WHAT TO WORK ON:
Gather every line in the records below that contains the word "Recherche".

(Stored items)
________________________________________

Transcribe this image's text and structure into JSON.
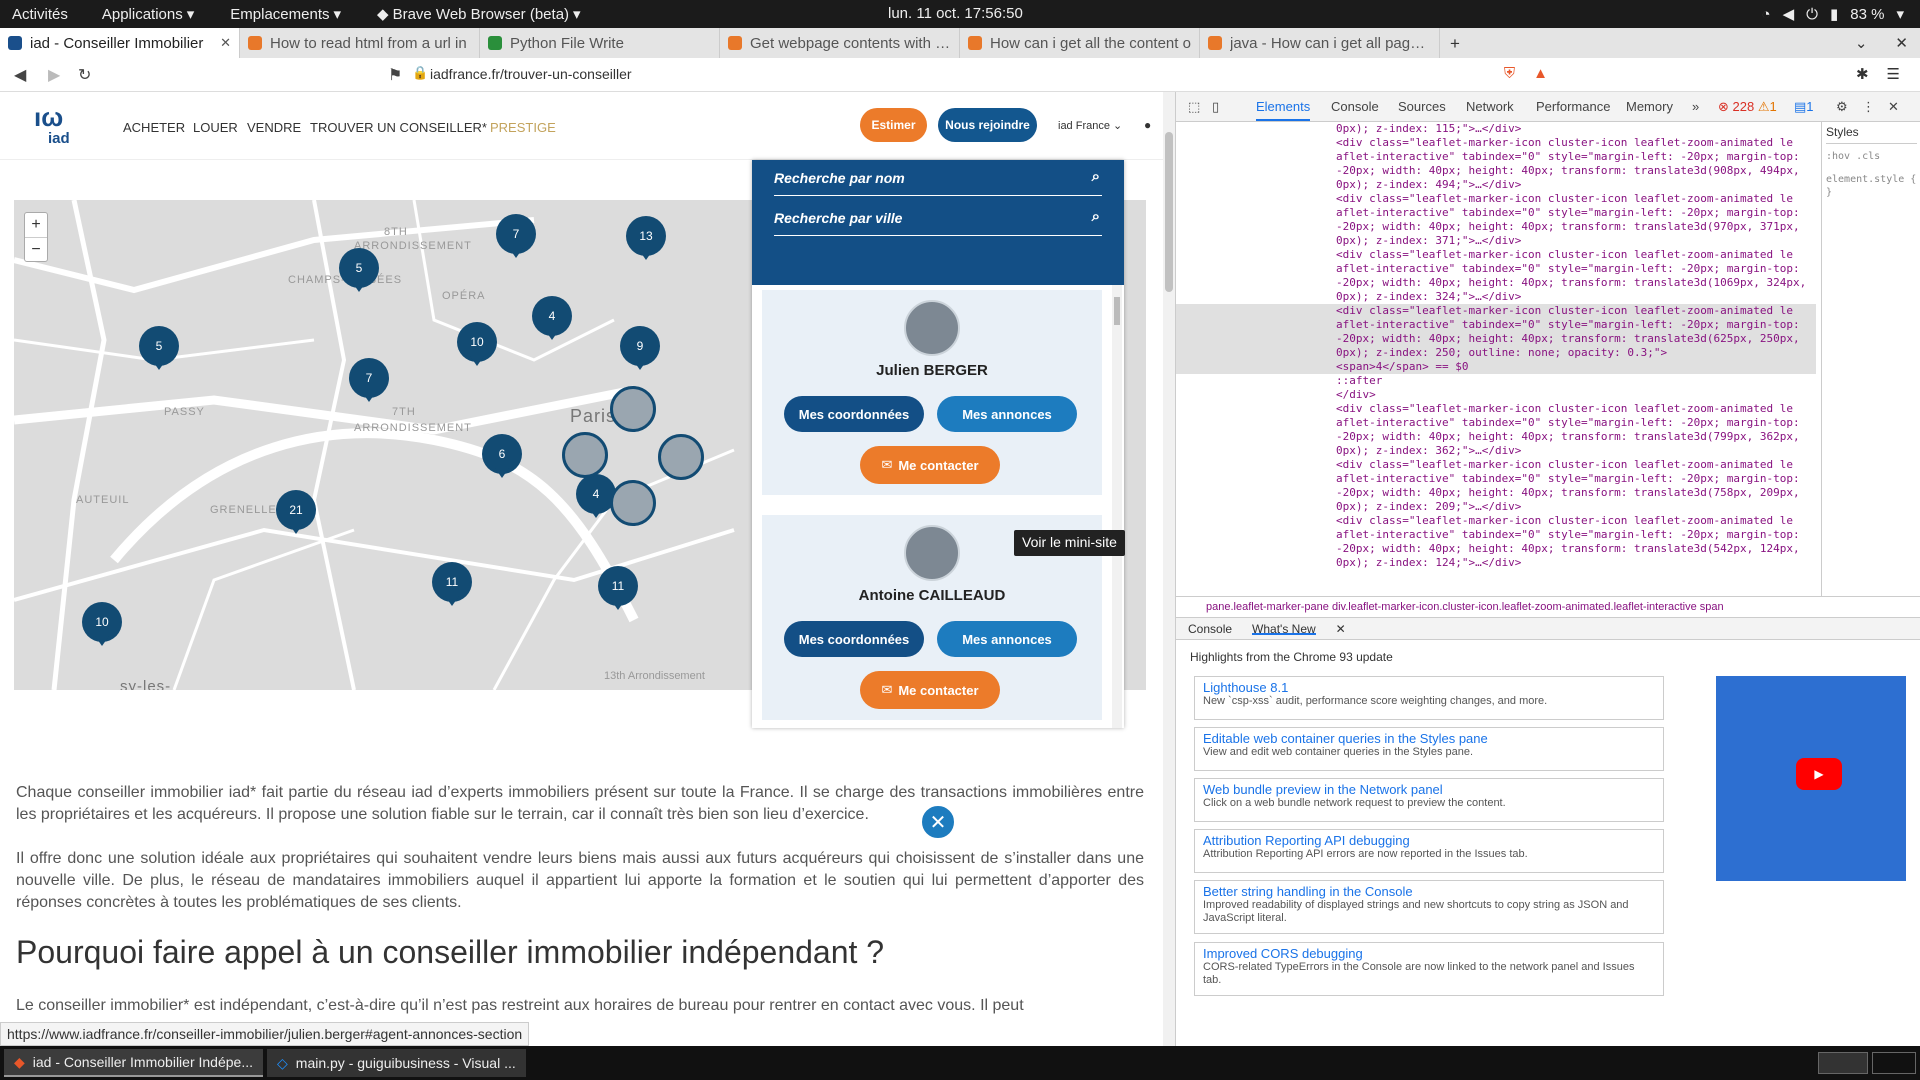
{
  "topbar": {
    "activities": "Activités",
    "applications": "Applications",
    "places": "Emplacements",
    "app": "Brave Web Browser (beta)",
    "clock": "lun. 11 oct.  17:56:50",
    "battery": "83 %"
  },
  "tabs": [
    {
      "label": "iad - Conseiller Immobilier"
    },
    {
      "label": "How to read html from a url in"
    },
    {
      "label": "Python File Write"
    },
    {
      "label": "Get webpage contents with Py"
    },
    {
      "label": "How can i get all the content o"
    },
    {
      "label": "java - How can i get all page C"
    }
  ],
  "address": {
    "url": "iadfrance.fr/trouver-un-conseiller"
  },
  "site": {
    "nav": [
      "ACHETER",
      "LOUER",
      "VENDRE",
      "TROUVER UN CONSEILLER*",
      "PRESTIGE"
    ],
    "estimer": "Estimer",
    "rejoindre": "Nous rejoindre",
    "lang": "iad France",
    "search_name": "Recherche par nom",
    "search_city": "Recherche par ville",
    "agents": [
      {
        "name": "Julien BERGER",
        "coords": "Mes coordonnées",
        "annonces": "Mes annonces",
        "contact": "Me contacter"
      },
      {
        "name": "Antoine CAILLEAUD",
        "coords": "Mes coordonnées",
        "annonces": "Mes annonces",
        "contact": "Me contacter"
      }
    ],
    "tooltip": "Voir le mini-site",
    "map_labels": [
      "8TH",
      "ARRONDISSEMENT",
      "CHAMPS-ÉLYSÉES",
      "OPÉRA",
      "PASSY",
      "7TH",
      "ARRONDISSEMENT",
      "AUTEUIL",
      "GRENELLE",
      "Paris",
      "13th Arrondissement",
      "sy-les-"
    ],
    "clusters": [
      "7",
      "13",
      "5",
      "4",
      "9",
      "5",
      "10",
      "7",
      "6",
      "4",
      "21",
      "11",
      "11",
      "10"
    ],
    "para1": "Chaque conseiller immobilier iad* fait partie du réseau iad d’experts immobiliers présent sur toute la France. Il se charge des transactions immobilières entre les propriétaires et les acquéreurs. Il propose une solution fiable sur le terrain, car il connaît très bien son lieu d’exercice.",
    "para2": "Il offre donc une solution idéale aux propriétaires qui souhaitent vendre leurs biens mais aussi aux futurs acquéreurs qui choisissent de s’installer dans une nouvelle ville. De plus, le réseau de mandataires immobiliers auquel il appartient lui apporte la formation et le soutien qui lui permettent d’apporter des réponses concrètes à toutes les problématiques de ses clients.",
    "h2": "Pourquoi faire appel à un conseiller immobilier indépendant ?",
    "para3": "Le conseiller immobilier* est indépendant, c’est-à-dire qu’il n’est pas restreint aux horaires de bureau pour rentrer en contact avec vous. Il peut"
  },
  "status_url": "https://www.iadfrance.fr/conseiller-immobilier/julien.berger#agent-annonces-section",
  "devtools": {
    "tabs": [
      "Elements",
      "Console",
      "Sources",
      "Network",
      "Performance",
      "Memory"
    ],
    "errors": "228",
    "warnings": "1",
    "msgs": "1",
    "lines": [
      "0px); z-index: 115;\">…</div>",
      "<div class=\"leaflet-marker-icon cluster-icon leaflet-zoom-animated le",
      "aflet-interactive\" tabindex=\"0\" style=\"margin-left: -20px; margin-top:",
      "-20px; width: 40px; height: 40px; transform: translate3d(908px, 494px,",
      "0px); z-index: 494;\">…</div>",
      "<div class=\"leaflet-marker-icon cluster-icon leaflet-zoom-animated le",
      "aflet-interactive\" tabindex=\"0\" style=\"margin-left: -20px; margin-top:",
      "-20px; width: 40px; height: 40px; transform: translate3d(970px, 371px,",
      "0px); z-index: 371;\">…</div>",
      "<div class=\"leaflet-marker-icon cluster-icon leaflet-zoom-animated le",
      "aflet-interactive\" tabindex=\"0\" style=\"margin-left: -20px; margin-top:",
      "-20px; width: 40px; height: 40px; transform: translate3d(1069px, 324px,",
      "0px); z-index: 324;\">…</div>",
      "<div class=\"leaflet-marker-icon cluster-icon leaflet-zoom-animated le",
      "aflet-interactive\" tabindex=\"0\" style=\"margin-left: -20px; margin-top:",
      "-20px; width: 40px; height: 40px; transform: translate3d(625px, 250px,",
      "0px); z-index: 250; outline: none; opacity: 0.3;\">",
      "<span>4</span> == $0",
      "::after",
      "</div>",
      "<div class=\"leaflet-marker-icon cluster-icon leaflet-zoom-animated le",
      "aflet-interactive\" tabindex=\"0\" style=\"margin-left: -20px; margin-top:",
      "-20px; width: 40px; height: 40px; transform: translate3d(799px, 362px,",
      "0px); z-index: 362;\">…</div>",
      "<div class=\"leaflet-marker-icon cluster-icon leaflet-zoom-animated le",
      "aflet-interactive\" tabindex=\"0\" style=\"margin-left: -20px; margin-top:",
      "-20px; width: 40px; height: 40px; transform: translate3d(758px, 209px,",
      "0px); z-index: 209;\">…</div>",
      "<div class=\"leaflet-marker-icon cluster-icon leaflet-zoom-animated le",
      "aflet-interactive\" tabindex=\"0\" style=\"margin-left: -20px; margin-top:",
      "-20px; width: 40px; height: 40px; transform: translate3d(542px, 124px,",
      "0px); z-index: 124;\">…</div>"
    ],
    "crumbs": "pane.leaflet-marker-pane   div.leaflet-marker-icon.cluster-icon.leaflet-zoom-animated.leaflet-interactive   span",
    "styles_title": "Styles",
    "drawer_tabs": [
      "Console",
      "What's New"
    ],
    "highlights": "Highlights from the Chrome 93 update",
    "whats_new": [
      {
        "t": "Lighthouse 8.1",
        "d": "New `csp-xss` audit, performance score weighting changes, and more."
      },
      {
        "t": "Editable web container queries in the Styles pane",
        "d": "View and edit web container queries in the Styles pane."
      },
      {
        "t": "Web bundle preview in the Network panel",
        "d": "Click on a web bundle network request to preview the content."
      },
      {
        "t": "Attribution Reporting API debugging",
        "d": "Attribution Reporting API errors are now reported in the Issues tab."
      },
      {
        "t": "Better string handling in the Console",
        "d": "Improved readability of displayed strings and new shortcuts to copy string as JSON and JavaScript literal."
      },
      {
        "t": "Improved CORS debugging",
        "d": "CORS-related TypeErrors in the Console are now linked to the network panel and Issues tab."
      }
    ]
  },
  "taskbar": [
    {
      "label": "iad - Conseiller Immobilier Indépe..."
    },
    {
      "label": "main.py - guiguibusiness - Visual ..."
    }
  ]
}
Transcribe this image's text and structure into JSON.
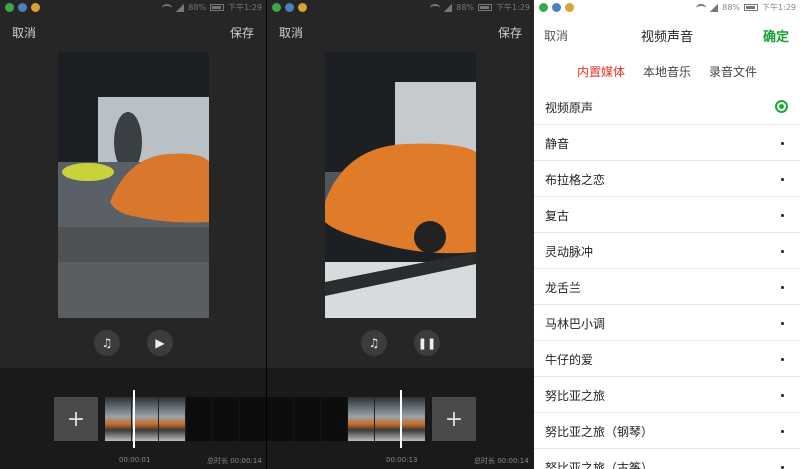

________________________________________

ANSWER FOR THE TASK:
    "search_name": "Recherche par nom",
    "search_city": "Recherche par ville",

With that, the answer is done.